Bug 23116 - [i915] Occasional X freezes / GPU lockups
Summary: [i915] Occasional X freezes / GPU lockups
Status: RESOLVED FIXED
Alias: None
Product: xorg
Classification: Unclassified
Component: Driver/intel (show other bugs)
Version: git
Hardware: x86 (IA32) Linux (All)
: medium critical
Assignee: Chris Wilson
QA Contact: Xorg Project Team
URL:
Whiteboard:
Keywords:
Depends on:
Blocks:
 
Reported: 2009-08-03 10:57 UTC by Robert Huitl
Modified: 2009-10-27 04:56 UTC (History)
4 users (show)

See Also:
i915 platform:
i915 features:


Attachments
Output of intel_gpu_dump (149.55 KB, application/x-gzip)
2009-08-03 10:57 UTC, Robert Huitl
no flags Details
an archive of logs and GPU dumps collected from a few lockups (964.63 KB, application/octet-stream)
2009-10-01 08:04 UTC, Michal Suchanek
no flags Details

Description Robert Huitl 2009-08-03 10:57:50 UTC
Created attachment 28313 [details]
Output of intel_gpu_dump

I get X/GPU lockups, about once every couple of days. Most of the time I can still move
the mouse, sometimes it freezes. I didn't find a way to trigger the problem, it doesn't seem to be related to a particular application. When X locks up, I can still SSH into the machine, but only a reboot fixes the graphics.

My configuration:
- GFX hardware: Intel Corporation Mobile 915GM/GMS/910GML Express Graphics
Controller (rev 03) (Thinkpad X41)
- Gentoo, 32 bit kernel + userland
- xorg-server-1.6.2-r1
- mesa-7.5-r1
- xf86-video-intel-2.7.99.902-r1
- Kernel 2.6.30.2, KMS enabled, additional patches applied:
   i915: Save/restore cursor state on suspend/resume.

TASKS TO PERFORM:
A. Copy out the section of the i915 bug report that begins with the words containing "Description Robert Huitl" and ends with "03) (Thinkpad X41)".
B. Continue the i915 bug report from its last line.
The data that follows comes from a separate source and is unrelated to the bug report.

EXCERPTED RECORDS:

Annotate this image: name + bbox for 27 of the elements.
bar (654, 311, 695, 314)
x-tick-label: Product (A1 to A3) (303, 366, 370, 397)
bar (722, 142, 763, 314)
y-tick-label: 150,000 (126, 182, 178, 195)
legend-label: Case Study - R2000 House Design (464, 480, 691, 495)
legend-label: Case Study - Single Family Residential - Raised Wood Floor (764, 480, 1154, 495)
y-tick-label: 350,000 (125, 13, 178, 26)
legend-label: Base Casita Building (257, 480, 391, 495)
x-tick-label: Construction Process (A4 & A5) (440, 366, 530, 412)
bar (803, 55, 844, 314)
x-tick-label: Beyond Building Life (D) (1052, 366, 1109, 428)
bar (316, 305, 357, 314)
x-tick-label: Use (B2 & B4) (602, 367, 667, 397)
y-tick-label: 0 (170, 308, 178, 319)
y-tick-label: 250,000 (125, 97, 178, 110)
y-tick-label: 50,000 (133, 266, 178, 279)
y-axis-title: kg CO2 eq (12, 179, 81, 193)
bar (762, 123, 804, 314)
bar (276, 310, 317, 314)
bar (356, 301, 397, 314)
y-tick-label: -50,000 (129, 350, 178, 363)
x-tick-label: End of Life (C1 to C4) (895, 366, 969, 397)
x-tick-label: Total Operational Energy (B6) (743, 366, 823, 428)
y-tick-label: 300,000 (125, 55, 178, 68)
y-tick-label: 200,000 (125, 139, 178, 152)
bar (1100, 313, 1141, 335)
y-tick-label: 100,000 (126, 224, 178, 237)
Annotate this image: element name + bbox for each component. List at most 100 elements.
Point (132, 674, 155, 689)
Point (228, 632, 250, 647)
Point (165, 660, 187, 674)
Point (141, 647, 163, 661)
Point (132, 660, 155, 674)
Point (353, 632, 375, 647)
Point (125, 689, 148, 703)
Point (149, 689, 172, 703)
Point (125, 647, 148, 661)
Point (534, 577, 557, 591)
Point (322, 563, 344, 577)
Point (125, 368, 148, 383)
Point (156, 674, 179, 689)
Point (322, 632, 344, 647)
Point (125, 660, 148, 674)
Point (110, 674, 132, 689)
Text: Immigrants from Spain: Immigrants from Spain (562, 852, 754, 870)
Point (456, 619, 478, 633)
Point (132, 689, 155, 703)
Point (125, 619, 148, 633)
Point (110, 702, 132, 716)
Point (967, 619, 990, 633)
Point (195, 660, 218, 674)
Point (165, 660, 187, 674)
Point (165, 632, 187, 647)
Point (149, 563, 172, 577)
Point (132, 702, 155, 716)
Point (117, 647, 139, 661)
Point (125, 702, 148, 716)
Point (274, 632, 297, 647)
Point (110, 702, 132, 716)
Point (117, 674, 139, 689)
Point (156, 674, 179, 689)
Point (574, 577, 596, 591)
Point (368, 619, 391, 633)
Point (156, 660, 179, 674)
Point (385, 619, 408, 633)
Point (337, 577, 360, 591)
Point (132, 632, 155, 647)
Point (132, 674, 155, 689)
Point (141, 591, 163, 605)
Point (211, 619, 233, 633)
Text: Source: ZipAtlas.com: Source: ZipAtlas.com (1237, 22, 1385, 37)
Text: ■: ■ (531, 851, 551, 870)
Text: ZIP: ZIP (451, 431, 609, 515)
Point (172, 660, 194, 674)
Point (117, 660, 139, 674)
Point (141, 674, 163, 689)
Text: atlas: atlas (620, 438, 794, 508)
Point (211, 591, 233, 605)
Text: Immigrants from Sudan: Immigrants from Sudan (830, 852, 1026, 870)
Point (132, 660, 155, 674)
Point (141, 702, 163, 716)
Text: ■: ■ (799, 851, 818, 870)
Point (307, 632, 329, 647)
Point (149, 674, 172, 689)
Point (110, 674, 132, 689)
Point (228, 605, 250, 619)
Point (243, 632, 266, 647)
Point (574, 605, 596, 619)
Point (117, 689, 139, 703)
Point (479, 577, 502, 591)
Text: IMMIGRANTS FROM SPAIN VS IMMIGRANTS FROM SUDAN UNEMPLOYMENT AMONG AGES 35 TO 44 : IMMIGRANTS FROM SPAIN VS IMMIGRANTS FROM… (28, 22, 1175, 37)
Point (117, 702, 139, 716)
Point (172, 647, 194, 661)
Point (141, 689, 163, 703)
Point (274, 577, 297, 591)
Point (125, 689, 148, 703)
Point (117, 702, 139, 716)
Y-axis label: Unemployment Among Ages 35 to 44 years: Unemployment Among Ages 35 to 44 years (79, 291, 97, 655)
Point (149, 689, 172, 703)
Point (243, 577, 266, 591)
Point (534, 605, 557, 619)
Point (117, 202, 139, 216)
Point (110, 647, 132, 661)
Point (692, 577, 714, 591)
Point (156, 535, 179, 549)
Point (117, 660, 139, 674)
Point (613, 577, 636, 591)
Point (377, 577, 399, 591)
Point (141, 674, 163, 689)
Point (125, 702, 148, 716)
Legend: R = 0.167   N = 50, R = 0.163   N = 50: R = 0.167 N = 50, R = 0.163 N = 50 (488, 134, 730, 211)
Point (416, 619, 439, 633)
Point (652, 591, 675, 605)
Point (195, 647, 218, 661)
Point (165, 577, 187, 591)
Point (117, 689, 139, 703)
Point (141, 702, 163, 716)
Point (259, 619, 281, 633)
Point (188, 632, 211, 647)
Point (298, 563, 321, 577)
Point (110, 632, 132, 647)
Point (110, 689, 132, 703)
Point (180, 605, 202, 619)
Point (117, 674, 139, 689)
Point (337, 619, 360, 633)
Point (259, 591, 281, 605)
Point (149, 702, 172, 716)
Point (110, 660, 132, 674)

TASK RESULTS:
A.
Description Robert Huitl 2009-08-03 10:57:50 UTC
Created attachment 28313 [details]
Output of intel_gpu_dump

I get X/GPU lockups, about once every couple of days. Most of the time I can still move
the mouse, sometimes it freezes. I didn't find a way to trigger the problem, it doesn't seem to be related to a particular application. When X locks up, I can still SSH into the machine, but only a reboot fixes the graphics.

My configuration:
- GFX hardware: Intel Corporation Mobile 915GM/GMS/910GML Express Graphics
Controller (rev 03) (Thinkpad X41)

B.
   i915: add ignore lvds quirk info for AOpen Mini PC
   i915: apply G45 vblank count code to all G4x chips and fix max_frame_count
   i915: avoid non-atomic sysrq execution
   i915: Skip lvds with Aopen i945GTt-VFA
   i915: Hook connector to encoder during load detection (fixes tv/vga detect)
   i915: initialize fence registers to zero when loading GEM
   i915: Set SSC frequency for 8xx chips correctly

There are no suspicious messages in dmesg, syslog, Xorg.0.log or
~/.xsession-errors when the freeze occurs. Xorg backtrace looks like the one in
 bug 21249:

#0  0xffffe424 in __kernel_vsyscall ()
#1  0xb7ac0719 in ioctl () from /lib/libc.so.6
#2  0xb797fb68 in drm_intel_gem_bo_map_gtt () from /usr/lib/libdrm_intel.so.1
#3  0xb7910f31 in ?? () from /usr/lib/xorg/modules/drivers//intel_drv.so
#4  0x083c5858 in ?? ()
#5  0x00000000 in ?? ()

I attached the output of intel_gpu_dump.
Comment 1 Robert Huitl 2009-09-09 06:29:57 UTC
I updated my system a couple of days ago, the problem persists. Current configuration:

- xorg-server-1.6.3.901-r1
- mesa-7.5.1
- xf86-video-intel-2.8.1
- libdrm-2.4.11
- Kernel 2.6.31-rc9, KMS enabled, additional patches applied:
   drm/i915: increase default latency constant (v2 w/comment)
   drm/i915: Unref old_obj on get_fence_reg() error path

Backtrace as above:
#0  0xffffe424 in __kernel_vsyscall ()
#1  0xb7d1a719 in ioctl () from /lib/libc.so.6
#2  0xb7b14b68 in drm_intel_gem_bo_map_gtt () from /usr/lib/libdrm_intel.so.1
#3  0xb7aa4f91 in ?? () from /usr/lib/xorg/modules/drivers//intel_drv.so
#4  0x0a4bb630 in ?? ()
#5  0x00000000 in ?? ()

I couldn't get the intel_gpu_dump output this time, the machine locked up when I tried to get the dump.

Please tell me what I can do to track down this problem and if you need more information.
Comment 2 Michal Suchanek 2009-10-01 08:04:27 UTC
Created attachment 29979 [details]
an archive of logs and GPU dumps collected from a few lockups

I see occasional lockups on mac mini [945GME] with intel driver 2.8 and X server 1.6.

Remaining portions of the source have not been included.